Recopiez telles quelles les lignes allant de celle qui contient « Detect and localize » jusqu'à celle qui contient « svg-text:400: 400 bbox=[126, 232, 144, 244] », ces deux lignes comprises.

▶ _DONNÉES FOURNIES_
————————

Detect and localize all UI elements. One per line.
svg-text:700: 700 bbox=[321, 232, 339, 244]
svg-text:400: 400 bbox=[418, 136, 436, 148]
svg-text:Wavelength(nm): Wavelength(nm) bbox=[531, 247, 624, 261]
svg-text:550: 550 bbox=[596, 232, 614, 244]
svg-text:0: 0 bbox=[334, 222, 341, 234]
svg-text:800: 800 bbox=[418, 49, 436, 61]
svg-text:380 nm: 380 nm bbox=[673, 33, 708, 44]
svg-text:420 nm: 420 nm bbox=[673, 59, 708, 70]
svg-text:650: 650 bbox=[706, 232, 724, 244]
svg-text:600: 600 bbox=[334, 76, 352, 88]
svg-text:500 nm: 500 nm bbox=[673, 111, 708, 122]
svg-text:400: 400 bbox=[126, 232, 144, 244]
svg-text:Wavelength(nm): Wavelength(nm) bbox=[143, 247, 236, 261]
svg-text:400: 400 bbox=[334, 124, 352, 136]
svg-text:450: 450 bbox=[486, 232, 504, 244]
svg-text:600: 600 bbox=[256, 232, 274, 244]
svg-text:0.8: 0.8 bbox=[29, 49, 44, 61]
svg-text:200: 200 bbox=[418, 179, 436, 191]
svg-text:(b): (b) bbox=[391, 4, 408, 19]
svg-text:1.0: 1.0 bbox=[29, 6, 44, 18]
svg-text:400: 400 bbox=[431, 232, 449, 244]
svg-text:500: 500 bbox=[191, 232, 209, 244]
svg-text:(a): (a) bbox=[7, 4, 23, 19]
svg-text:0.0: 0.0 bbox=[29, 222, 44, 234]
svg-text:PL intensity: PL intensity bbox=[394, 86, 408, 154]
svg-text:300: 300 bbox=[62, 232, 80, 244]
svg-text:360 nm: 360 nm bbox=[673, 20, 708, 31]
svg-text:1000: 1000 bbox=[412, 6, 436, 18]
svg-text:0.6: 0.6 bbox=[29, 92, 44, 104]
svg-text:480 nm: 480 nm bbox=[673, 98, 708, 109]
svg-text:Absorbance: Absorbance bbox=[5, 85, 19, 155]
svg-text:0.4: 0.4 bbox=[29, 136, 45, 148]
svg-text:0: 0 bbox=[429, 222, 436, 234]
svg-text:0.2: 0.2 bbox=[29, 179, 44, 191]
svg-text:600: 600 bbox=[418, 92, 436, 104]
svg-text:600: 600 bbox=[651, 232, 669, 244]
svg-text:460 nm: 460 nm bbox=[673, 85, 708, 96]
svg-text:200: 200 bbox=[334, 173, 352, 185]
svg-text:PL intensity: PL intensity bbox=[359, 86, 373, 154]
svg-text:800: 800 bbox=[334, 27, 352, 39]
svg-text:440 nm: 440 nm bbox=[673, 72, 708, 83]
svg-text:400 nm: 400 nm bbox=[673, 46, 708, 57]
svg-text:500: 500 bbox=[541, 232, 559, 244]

————————

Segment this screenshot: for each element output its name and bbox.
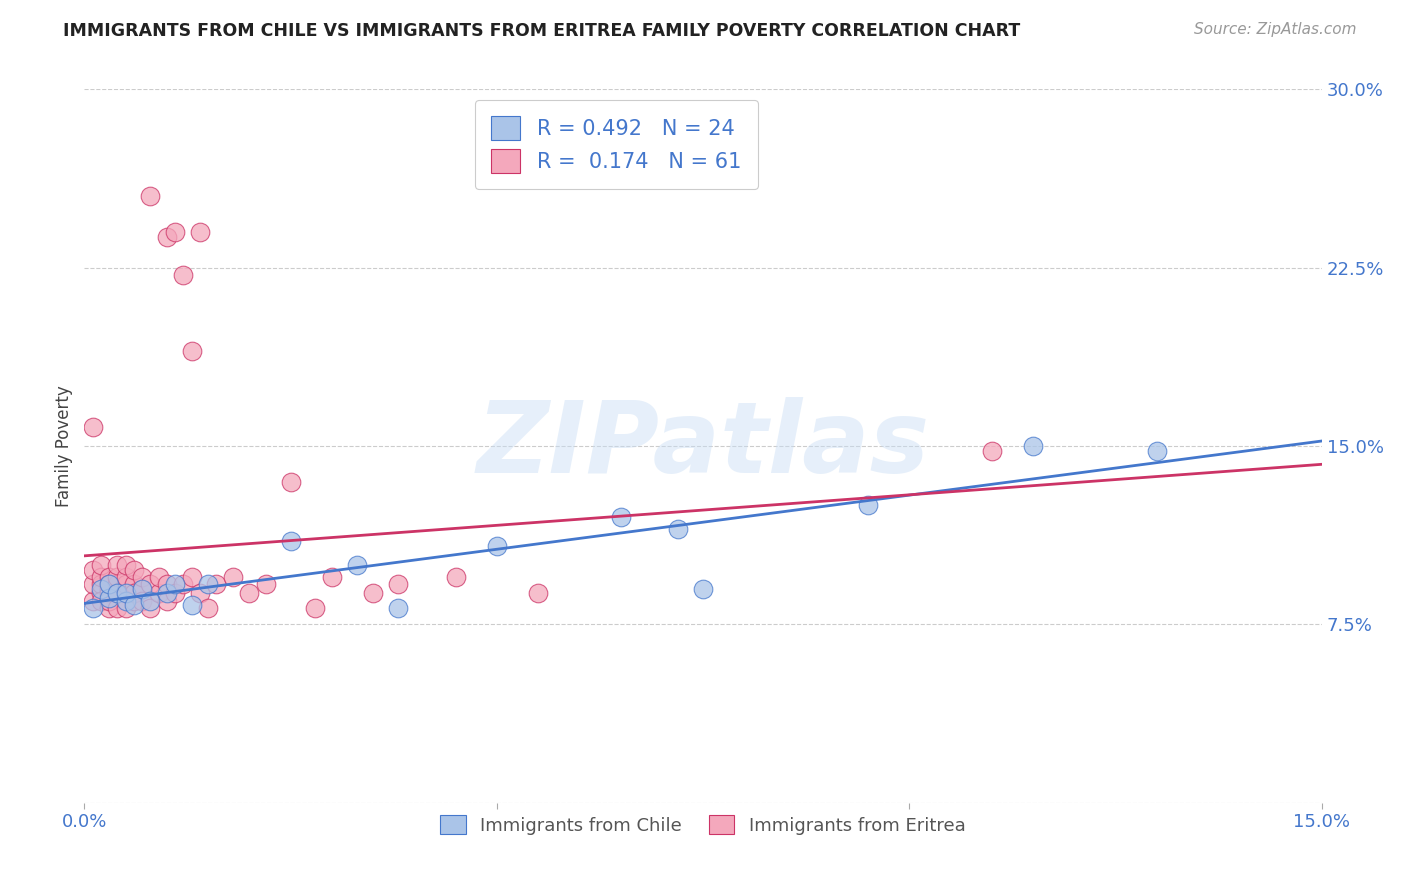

————————

▶ _CORRIGÉ_
Detect and localize all UI elements. One per line.
svg-text:700: 700 bbox=[321, 232, 339, 244]
svg-text:400: 400 bbox=[418, 136, 436, 148]
svg-text:Wavelength(nm): Wavelength(nm) bbox=[531, 247, 624, 261]
svg-text:550: 550 bbox=[596, 232, 614, 244]
svg-text:0: 0 bbox=[334, 222, 341, 234]
svg-text:800: 800 bbox=[418, 49, 436, 61]
svg-text:380 nm: 380 nm bbox=[673, 33, 708, 44]
svg-text:420 nm: 420 nm bbox=[673, 59, 708, 70]
svg-text:650: 650 bbox=[706, 232, 724, 244]
svg-text:600: 600 bbox=[334, 76, 352, 88]
svg-text:500 nm: 500 nm bbox=[673, 111, 708, 122]
svg-text:400: 400 bbox=[126, 232, 144, 244]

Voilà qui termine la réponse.